* _Problem statement_
Gather all lines from the material that contain "annotation".

[Saved data entries]
__________
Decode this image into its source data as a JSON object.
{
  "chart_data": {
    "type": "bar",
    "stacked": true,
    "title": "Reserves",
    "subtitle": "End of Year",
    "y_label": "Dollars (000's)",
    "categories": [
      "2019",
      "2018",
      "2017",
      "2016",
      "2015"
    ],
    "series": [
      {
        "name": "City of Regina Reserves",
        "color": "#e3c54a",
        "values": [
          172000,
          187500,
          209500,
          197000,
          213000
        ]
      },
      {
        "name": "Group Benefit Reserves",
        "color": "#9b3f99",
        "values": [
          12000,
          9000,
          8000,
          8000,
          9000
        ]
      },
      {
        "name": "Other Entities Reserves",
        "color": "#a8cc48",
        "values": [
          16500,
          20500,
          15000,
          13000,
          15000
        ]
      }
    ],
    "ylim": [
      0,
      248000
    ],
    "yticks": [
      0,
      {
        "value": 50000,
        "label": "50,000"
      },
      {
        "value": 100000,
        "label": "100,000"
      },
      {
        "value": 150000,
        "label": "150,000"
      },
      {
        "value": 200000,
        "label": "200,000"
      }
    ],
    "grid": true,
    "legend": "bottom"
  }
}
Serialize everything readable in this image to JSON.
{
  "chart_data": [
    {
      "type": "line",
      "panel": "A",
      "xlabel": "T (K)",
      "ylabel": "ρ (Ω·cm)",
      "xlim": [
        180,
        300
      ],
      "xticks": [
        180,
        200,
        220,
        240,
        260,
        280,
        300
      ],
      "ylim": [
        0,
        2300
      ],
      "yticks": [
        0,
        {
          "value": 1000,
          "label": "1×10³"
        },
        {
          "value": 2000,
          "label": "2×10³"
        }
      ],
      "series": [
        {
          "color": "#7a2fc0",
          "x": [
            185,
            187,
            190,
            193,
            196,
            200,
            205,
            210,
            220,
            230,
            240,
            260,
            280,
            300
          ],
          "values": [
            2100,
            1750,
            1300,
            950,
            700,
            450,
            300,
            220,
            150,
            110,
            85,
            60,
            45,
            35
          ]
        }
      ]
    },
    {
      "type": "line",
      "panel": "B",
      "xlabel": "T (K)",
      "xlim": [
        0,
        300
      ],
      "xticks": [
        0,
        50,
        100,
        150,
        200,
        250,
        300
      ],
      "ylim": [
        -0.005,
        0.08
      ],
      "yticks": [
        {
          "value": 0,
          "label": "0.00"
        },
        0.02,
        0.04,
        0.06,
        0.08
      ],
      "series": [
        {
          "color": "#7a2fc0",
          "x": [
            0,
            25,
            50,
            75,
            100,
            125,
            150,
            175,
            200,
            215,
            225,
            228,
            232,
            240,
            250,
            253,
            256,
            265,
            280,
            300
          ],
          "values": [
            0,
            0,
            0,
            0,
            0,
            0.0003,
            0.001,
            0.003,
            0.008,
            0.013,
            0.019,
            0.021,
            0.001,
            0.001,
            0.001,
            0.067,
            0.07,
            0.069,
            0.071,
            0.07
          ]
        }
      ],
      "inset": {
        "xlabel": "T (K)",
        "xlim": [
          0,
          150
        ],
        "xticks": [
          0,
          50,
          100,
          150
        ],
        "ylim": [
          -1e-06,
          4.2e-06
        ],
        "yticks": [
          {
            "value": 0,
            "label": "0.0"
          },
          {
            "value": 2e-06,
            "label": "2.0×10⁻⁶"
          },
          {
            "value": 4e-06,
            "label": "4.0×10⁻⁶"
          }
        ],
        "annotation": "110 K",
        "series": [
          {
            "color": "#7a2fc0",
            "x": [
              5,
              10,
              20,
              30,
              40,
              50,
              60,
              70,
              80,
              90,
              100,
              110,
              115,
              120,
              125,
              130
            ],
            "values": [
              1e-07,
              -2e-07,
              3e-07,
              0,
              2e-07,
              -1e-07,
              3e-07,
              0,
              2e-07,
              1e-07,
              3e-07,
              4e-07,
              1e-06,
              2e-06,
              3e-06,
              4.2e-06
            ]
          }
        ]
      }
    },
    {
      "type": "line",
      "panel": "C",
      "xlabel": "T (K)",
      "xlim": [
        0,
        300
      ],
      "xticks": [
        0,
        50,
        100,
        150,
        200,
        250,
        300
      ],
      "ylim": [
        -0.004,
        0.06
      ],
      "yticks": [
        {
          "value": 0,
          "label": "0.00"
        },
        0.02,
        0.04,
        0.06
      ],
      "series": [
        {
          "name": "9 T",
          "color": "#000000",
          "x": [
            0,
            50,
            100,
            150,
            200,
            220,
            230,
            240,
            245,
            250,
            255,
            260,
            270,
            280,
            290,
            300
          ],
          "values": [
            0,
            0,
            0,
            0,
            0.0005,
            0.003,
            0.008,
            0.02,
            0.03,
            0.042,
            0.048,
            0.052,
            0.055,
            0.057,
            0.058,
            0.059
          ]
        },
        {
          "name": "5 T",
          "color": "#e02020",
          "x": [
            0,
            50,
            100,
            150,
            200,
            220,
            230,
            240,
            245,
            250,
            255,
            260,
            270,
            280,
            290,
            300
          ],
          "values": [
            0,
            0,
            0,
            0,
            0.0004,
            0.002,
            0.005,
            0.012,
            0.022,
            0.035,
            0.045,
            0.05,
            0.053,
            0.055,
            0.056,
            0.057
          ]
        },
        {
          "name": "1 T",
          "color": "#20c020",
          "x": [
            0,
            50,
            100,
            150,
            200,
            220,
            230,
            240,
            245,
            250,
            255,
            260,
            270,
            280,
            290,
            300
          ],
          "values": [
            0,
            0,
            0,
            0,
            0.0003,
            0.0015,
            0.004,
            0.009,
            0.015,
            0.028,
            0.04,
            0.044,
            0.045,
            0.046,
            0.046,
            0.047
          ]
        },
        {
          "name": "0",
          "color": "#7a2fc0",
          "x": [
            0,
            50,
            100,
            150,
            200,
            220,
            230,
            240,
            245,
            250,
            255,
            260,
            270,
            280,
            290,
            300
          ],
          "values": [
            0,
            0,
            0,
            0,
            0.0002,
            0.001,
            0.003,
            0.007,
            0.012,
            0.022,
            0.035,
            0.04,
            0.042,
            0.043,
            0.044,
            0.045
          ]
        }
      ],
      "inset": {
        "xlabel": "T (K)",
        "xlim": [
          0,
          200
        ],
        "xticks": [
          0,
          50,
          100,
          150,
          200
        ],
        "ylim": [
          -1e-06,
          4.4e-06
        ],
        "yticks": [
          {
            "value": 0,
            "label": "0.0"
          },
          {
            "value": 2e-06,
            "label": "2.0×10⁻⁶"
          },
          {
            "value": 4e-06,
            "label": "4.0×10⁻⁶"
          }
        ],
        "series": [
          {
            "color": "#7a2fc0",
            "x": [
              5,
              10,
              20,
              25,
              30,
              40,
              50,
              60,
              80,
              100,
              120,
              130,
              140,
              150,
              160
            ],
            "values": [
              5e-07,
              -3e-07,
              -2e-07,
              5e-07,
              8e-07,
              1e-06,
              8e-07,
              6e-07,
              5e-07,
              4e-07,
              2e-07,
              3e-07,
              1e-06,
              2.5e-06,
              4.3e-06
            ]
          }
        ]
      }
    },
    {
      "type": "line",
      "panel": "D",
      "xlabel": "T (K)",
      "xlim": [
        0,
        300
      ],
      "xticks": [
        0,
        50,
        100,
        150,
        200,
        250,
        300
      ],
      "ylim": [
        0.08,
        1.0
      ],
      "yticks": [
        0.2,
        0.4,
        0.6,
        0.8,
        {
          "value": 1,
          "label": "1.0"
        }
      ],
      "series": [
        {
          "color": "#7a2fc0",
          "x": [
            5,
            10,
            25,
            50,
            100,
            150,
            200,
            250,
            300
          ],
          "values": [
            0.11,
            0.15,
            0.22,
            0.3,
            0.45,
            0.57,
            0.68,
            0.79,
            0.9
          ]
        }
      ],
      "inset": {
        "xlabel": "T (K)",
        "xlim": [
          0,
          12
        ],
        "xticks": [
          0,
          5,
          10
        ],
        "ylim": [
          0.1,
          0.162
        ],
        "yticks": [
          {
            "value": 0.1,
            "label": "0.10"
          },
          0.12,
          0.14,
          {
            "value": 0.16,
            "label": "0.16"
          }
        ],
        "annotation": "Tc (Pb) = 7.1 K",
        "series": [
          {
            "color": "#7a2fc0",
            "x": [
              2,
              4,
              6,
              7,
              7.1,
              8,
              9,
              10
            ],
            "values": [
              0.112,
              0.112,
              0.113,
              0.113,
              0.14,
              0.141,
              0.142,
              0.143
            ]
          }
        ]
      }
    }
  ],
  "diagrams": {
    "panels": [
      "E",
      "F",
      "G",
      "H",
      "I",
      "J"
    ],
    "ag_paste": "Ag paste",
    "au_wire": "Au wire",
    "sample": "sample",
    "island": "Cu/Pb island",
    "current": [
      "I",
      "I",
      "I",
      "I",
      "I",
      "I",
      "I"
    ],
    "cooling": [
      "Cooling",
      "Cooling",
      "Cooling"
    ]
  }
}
__________
* _Reply_
        "annotation": "110 K",
        "annotation": "Tc (Pb) = 7.1 K",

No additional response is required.